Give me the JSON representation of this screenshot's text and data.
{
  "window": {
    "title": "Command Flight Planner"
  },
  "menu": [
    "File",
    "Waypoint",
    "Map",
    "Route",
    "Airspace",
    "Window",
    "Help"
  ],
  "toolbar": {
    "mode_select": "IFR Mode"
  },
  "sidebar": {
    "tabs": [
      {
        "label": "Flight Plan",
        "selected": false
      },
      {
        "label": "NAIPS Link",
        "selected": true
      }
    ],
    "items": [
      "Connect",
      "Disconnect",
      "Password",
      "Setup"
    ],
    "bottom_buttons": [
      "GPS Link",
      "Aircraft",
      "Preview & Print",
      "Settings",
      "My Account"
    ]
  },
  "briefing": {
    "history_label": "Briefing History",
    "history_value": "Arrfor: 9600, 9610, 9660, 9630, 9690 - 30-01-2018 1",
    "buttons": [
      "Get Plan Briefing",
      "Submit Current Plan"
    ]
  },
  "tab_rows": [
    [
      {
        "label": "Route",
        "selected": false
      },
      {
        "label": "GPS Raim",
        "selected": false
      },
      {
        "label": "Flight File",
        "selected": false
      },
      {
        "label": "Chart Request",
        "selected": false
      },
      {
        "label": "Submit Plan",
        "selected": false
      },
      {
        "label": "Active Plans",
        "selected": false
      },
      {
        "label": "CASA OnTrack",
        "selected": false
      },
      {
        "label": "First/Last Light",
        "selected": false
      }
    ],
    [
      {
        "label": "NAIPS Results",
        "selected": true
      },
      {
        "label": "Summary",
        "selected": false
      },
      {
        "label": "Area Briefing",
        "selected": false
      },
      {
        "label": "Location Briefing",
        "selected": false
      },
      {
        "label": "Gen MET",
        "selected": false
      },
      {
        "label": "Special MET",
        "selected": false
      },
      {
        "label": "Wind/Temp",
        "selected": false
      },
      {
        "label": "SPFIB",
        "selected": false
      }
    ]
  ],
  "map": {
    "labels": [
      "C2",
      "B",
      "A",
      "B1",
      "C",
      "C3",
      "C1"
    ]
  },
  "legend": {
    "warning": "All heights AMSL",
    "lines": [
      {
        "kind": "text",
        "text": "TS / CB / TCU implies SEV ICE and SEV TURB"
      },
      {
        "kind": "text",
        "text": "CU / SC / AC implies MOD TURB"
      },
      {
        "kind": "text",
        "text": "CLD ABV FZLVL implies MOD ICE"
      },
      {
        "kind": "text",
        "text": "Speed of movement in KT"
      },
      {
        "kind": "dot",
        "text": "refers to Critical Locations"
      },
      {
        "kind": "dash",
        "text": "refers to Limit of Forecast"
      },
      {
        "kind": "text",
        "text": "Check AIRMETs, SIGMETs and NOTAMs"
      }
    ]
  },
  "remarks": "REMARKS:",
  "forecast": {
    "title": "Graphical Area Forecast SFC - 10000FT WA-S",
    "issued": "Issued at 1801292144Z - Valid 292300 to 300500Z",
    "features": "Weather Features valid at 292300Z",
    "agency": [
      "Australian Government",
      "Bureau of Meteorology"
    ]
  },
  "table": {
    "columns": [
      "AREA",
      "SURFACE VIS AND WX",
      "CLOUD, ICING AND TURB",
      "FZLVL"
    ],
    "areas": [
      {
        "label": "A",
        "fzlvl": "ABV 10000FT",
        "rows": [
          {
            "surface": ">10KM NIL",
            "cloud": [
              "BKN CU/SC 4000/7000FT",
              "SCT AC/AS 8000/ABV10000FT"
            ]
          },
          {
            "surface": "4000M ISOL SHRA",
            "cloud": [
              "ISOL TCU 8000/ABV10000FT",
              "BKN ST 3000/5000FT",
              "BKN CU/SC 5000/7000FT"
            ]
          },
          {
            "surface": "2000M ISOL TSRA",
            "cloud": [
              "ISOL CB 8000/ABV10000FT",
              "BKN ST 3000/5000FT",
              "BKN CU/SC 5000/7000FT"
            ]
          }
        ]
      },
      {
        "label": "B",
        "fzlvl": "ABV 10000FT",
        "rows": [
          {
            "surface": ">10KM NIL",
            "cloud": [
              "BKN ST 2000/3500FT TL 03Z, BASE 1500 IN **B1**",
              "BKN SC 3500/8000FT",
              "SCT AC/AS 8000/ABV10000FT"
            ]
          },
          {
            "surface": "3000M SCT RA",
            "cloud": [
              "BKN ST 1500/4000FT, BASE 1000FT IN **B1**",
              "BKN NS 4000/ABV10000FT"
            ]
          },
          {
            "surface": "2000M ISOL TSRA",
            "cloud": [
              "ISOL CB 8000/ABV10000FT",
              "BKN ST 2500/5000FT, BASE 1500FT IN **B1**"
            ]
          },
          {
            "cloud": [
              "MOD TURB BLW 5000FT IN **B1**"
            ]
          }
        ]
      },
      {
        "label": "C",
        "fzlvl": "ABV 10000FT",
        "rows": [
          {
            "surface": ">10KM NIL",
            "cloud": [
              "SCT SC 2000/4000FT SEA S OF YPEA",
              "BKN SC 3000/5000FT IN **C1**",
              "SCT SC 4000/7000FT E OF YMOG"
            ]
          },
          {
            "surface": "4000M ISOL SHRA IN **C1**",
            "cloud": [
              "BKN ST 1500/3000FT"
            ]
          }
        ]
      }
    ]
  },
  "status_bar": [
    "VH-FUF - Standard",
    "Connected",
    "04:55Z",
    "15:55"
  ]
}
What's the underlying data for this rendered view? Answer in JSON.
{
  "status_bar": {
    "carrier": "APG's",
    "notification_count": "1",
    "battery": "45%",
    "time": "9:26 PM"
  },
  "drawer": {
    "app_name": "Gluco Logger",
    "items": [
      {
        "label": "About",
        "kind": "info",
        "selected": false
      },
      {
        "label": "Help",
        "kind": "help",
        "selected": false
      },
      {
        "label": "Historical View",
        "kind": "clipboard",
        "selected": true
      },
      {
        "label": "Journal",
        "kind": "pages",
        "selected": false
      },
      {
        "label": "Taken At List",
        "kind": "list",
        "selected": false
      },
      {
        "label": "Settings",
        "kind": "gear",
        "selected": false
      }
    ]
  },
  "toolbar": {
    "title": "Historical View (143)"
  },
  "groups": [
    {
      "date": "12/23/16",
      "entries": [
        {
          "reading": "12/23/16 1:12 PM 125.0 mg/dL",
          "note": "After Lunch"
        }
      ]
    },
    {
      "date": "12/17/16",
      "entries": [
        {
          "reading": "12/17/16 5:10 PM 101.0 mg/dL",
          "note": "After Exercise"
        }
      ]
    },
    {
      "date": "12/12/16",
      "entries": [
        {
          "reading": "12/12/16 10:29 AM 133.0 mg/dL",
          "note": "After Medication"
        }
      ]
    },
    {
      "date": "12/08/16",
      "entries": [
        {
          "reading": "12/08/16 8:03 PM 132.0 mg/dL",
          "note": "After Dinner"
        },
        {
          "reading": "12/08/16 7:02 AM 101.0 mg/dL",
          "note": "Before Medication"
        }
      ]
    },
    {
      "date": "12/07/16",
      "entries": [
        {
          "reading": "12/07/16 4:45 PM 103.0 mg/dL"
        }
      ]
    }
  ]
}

WHAT IS ASKED »
Filter the entries above down to the lines containing the word "Medication".

WORKED SOLUTION »
          "note": "After Medication"
          "note": "Before Medication"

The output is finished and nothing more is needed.